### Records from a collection
-- -- --
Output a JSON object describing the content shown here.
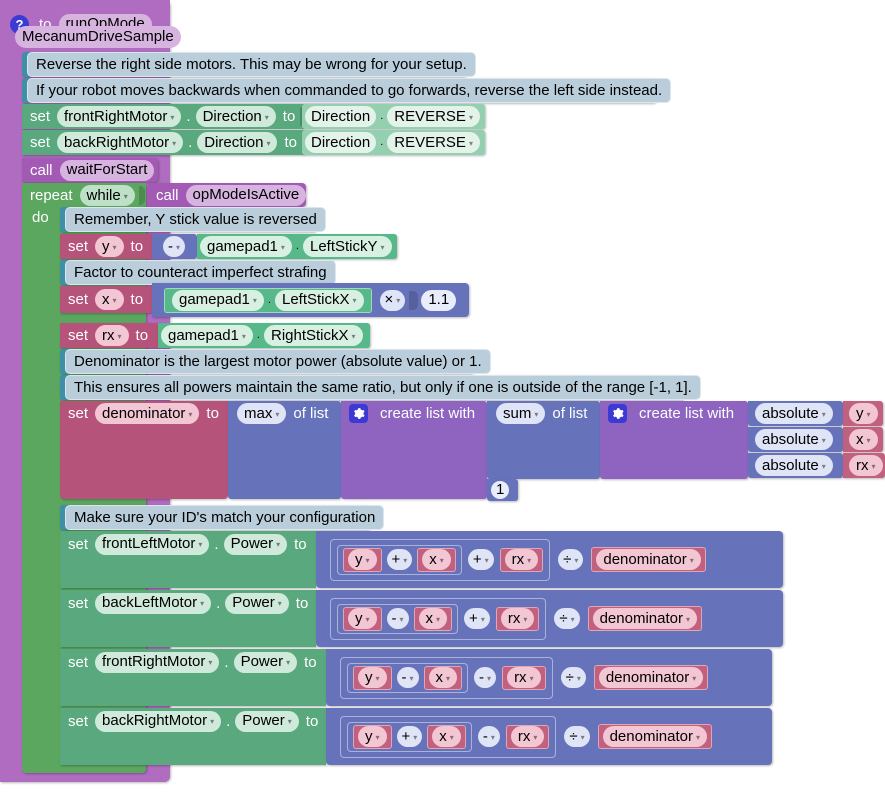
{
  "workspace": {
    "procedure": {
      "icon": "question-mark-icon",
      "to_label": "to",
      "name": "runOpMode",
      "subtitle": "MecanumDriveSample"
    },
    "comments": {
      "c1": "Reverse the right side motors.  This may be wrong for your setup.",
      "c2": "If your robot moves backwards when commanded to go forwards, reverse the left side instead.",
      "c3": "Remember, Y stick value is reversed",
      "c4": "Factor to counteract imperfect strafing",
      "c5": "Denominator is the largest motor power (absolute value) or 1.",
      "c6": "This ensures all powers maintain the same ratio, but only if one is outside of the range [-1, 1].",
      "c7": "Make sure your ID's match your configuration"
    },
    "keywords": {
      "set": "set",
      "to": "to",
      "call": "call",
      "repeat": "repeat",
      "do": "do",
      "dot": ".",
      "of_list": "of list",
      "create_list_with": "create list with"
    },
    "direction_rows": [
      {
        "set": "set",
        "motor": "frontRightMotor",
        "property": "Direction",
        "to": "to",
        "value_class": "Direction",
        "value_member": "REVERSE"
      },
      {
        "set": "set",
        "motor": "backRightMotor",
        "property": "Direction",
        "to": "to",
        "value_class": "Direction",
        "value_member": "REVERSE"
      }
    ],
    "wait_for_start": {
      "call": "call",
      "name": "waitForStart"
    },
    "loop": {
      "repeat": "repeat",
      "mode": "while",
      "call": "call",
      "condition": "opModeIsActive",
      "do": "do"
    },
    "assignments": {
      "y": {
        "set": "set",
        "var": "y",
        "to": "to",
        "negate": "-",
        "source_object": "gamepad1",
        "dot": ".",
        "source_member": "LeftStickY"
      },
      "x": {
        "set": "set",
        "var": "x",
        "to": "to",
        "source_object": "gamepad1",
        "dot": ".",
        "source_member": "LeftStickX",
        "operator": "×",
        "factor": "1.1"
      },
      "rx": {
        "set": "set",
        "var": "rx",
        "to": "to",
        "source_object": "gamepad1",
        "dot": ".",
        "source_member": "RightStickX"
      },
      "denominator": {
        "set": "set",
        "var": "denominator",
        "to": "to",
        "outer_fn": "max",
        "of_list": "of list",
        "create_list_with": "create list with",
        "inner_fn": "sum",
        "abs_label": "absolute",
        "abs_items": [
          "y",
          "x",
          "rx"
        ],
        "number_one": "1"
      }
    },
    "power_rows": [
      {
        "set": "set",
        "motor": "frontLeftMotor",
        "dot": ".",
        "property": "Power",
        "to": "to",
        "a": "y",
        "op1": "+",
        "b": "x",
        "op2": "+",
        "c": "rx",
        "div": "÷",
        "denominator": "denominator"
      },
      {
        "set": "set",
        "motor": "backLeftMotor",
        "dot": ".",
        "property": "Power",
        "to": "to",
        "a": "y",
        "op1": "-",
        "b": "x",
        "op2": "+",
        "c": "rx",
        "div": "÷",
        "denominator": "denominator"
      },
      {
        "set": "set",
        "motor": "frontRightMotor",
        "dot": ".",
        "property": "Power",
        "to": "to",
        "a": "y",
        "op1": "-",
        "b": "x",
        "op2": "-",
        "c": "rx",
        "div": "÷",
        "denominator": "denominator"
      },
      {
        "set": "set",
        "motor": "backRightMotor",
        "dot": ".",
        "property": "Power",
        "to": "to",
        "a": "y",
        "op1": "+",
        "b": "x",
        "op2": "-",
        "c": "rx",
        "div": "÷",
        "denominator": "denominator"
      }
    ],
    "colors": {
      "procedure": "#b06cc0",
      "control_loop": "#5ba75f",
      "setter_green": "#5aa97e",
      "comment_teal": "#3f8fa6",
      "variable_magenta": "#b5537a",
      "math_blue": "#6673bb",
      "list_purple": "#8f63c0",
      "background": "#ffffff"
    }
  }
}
-- -- --
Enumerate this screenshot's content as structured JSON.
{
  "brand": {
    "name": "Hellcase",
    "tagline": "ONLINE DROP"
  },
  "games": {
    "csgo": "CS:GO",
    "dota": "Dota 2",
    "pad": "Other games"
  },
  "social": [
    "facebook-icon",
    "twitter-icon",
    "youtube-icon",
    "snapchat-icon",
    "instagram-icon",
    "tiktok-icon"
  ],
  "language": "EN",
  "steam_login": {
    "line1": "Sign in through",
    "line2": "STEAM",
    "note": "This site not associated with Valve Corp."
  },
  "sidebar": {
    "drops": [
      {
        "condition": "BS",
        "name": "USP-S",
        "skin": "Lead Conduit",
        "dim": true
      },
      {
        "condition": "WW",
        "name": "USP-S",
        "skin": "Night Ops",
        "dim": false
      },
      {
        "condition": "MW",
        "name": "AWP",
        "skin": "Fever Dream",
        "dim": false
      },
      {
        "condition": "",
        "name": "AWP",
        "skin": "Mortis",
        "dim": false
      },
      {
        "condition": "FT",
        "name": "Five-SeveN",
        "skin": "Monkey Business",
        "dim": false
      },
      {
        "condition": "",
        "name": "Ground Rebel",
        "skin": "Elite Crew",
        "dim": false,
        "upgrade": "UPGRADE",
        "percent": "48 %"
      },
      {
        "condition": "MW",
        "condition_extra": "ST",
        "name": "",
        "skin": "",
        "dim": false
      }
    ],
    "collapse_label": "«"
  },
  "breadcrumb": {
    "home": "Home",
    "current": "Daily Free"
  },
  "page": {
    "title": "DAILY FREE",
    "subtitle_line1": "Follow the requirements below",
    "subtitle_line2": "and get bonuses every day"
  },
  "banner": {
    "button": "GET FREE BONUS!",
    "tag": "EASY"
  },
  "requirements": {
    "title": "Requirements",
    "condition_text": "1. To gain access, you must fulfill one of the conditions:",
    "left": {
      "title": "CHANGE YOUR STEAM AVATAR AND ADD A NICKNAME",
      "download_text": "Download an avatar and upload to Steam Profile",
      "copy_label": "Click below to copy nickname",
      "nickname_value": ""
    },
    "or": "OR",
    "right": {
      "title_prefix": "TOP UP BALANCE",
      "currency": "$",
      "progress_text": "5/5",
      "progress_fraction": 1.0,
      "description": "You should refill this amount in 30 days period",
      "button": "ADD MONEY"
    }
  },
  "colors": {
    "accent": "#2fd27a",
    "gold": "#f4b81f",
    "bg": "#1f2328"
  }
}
-- -- --
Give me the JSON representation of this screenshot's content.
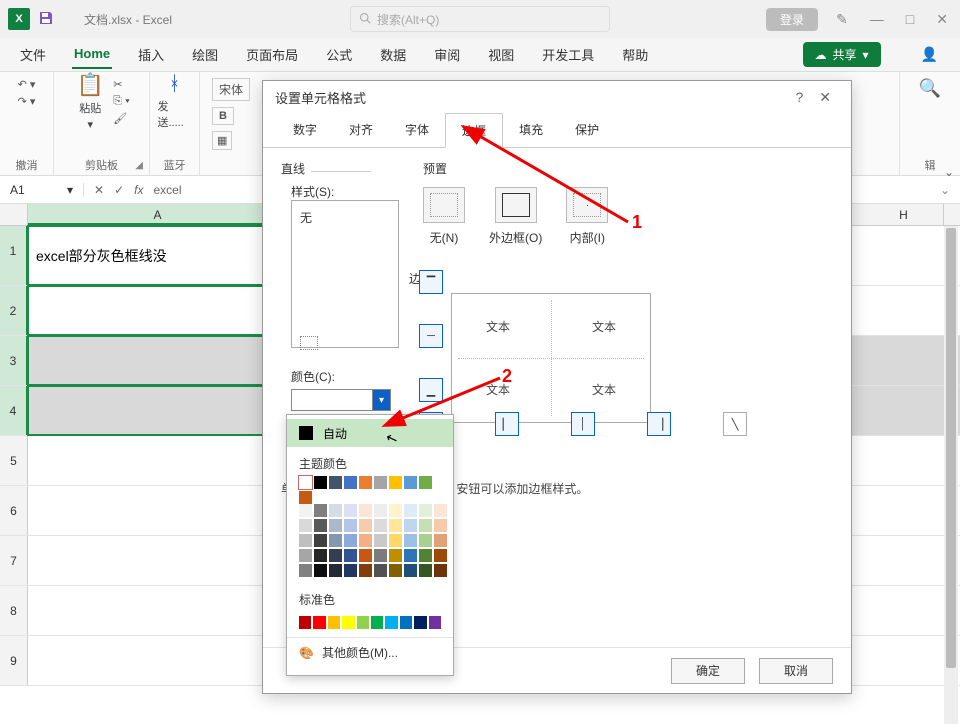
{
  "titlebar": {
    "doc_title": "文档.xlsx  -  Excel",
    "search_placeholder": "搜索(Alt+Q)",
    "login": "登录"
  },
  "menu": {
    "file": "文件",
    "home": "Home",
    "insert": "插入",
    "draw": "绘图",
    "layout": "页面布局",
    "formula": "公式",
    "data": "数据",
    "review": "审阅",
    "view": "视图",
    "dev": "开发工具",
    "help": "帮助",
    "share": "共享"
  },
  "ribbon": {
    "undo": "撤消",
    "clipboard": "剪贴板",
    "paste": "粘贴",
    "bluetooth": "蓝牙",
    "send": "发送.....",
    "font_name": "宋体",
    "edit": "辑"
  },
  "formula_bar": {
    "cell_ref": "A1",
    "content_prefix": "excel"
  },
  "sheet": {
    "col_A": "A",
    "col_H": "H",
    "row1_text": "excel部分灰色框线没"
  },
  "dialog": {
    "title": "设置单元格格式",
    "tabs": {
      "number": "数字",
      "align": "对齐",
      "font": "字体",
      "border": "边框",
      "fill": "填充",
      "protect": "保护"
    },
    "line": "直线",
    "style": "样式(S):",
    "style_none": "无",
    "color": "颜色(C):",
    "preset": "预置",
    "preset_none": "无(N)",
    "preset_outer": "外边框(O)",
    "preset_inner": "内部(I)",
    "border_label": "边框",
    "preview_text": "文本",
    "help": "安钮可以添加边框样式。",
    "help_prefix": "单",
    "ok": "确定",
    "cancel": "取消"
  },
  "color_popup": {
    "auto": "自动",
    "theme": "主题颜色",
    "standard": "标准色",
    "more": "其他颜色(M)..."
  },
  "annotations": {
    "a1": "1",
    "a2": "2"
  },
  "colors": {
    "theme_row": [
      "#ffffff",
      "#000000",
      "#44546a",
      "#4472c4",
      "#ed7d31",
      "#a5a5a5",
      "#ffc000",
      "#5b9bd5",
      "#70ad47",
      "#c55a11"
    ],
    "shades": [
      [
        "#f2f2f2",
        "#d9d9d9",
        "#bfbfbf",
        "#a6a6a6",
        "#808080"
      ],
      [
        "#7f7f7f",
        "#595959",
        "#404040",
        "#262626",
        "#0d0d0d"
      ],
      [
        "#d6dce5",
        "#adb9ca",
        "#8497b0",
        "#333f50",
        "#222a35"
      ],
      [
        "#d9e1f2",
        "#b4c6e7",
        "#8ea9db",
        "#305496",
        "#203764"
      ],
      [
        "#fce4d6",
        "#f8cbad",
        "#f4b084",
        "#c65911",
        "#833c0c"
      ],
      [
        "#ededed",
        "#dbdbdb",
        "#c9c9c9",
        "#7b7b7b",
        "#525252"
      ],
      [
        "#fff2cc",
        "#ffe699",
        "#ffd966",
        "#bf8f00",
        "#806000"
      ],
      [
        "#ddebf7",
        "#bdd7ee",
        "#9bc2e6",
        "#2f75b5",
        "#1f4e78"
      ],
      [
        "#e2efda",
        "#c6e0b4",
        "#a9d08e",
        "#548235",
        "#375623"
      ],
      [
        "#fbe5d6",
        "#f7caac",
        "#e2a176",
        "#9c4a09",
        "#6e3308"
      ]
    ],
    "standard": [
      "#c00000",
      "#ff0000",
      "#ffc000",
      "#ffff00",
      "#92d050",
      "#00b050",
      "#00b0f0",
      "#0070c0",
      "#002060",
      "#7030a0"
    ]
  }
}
-- -- --
### EXERCISE REQUIREMENTS
Search the lines above for the string "below", then show every one that has it.

### EXERCISE SOLUTION
    "subtitle_line1": "Follow the requirements below",
      "copy_label": "Click below to copy nickname",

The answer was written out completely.